## TO DO:
What is the number of lines containing the word "name"? Give that number alone.

Stored data entries:

--------

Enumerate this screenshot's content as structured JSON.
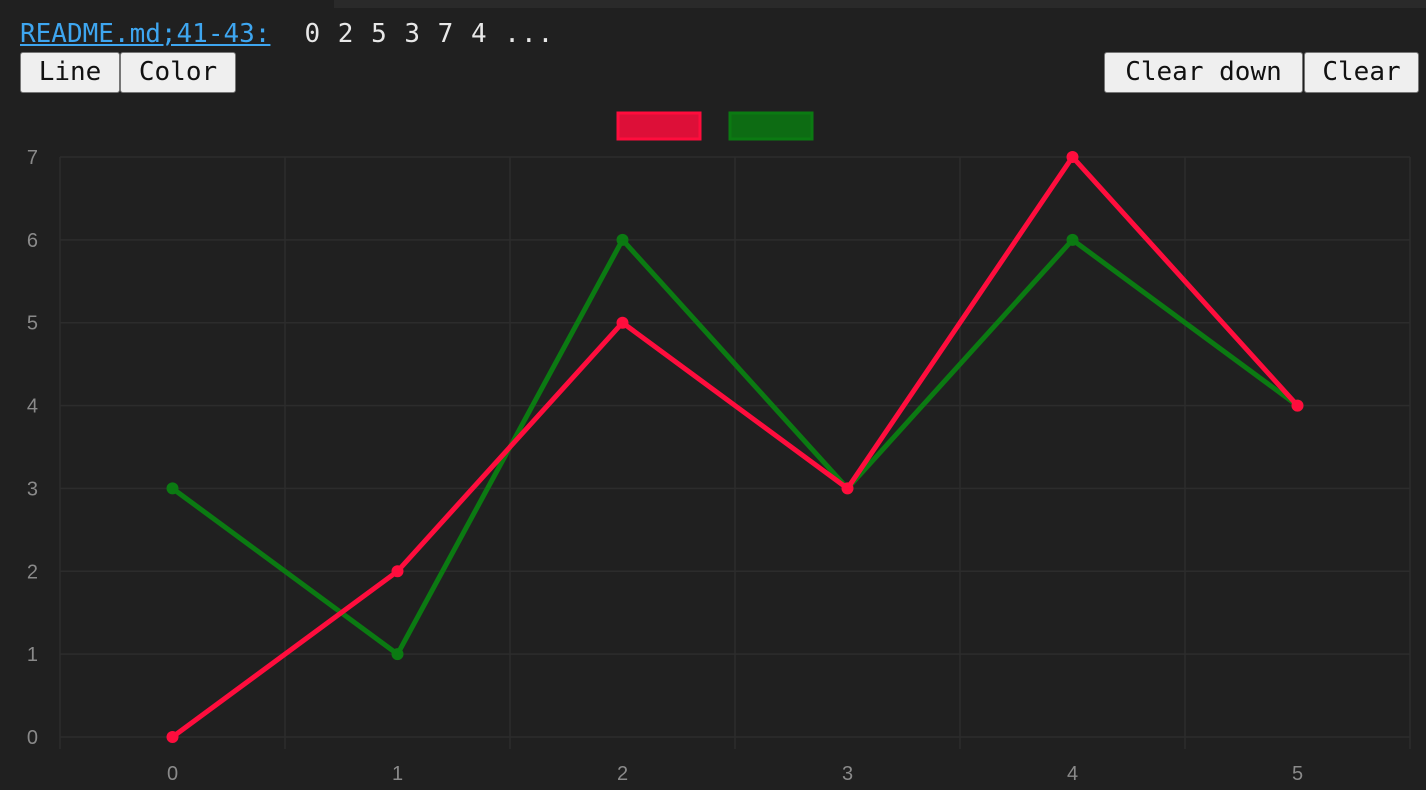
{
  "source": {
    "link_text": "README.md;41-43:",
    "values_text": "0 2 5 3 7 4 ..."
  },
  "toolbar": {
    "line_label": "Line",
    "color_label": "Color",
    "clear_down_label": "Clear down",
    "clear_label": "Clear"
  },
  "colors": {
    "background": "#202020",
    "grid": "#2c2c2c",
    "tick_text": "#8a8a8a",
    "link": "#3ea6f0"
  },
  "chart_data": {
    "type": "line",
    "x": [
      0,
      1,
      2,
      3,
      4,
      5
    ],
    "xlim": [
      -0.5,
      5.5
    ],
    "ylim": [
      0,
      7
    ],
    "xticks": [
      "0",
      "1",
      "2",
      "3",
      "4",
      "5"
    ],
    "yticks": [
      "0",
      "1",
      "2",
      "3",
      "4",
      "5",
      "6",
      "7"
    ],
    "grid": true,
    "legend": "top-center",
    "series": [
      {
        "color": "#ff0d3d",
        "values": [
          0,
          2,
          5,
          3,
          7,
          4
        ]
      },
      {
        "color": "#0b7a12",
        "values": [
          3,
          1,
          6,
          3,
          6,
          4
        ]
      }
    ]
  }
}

--------

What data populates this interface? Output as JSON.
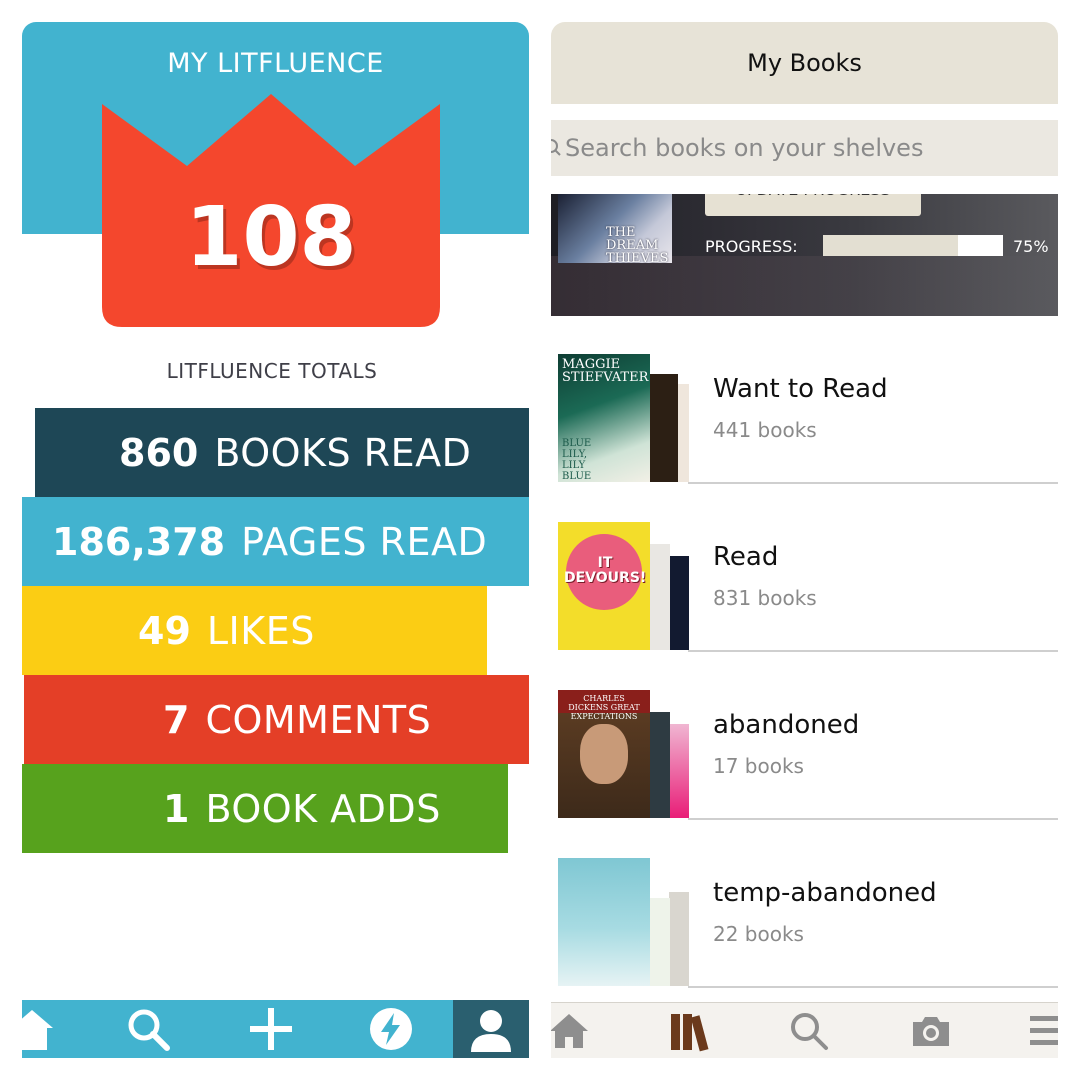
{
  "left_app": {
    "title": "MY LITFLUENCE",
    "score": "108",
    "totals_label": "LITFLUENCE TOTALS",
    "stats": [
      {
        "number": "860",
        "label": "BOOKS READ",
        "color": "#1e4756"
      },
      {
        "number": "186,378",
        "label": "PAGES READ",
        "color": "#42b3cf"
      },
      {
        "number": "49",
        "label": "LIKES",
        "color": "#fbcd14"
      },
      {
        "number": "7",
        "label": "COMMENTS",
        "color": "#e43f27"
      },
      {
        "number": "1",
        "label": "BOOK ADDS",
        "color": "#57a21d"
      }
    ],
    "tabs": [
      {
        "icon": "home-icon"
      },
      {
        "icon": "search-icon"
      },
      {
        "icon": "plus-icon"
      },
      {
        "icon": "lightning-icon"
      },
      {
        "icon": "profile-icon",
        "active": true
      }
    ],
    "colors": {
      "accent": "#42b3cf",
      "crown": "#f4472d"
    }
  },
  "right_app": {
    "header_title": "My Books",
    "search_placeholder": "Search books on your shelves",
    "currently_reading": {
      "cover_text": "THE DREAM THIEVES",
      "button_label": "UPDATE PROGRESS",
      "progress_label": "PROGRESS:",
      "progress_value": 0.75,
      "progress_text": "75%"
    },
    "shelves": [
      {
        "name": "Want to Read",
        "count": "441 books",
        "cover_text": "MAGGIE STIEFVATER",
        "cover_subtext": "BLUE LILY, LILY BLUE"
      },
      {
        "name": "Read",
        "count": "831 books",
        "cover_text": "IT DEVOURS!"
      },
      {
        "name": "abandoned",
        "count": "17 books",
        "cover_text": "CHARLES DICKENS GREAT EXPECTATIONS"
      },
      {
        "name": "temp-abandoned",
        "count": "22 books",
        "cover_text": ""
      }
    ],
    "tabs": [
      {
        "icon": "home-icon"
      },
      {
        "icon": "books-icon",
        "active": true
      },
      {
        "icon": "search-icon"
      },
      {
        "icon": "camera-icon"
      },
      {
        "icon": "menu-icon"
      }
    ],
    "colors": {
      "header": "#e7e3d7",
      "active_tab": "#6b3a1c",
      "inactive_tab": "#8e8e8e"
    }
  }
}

--------

## SOLUTION BELOW:
4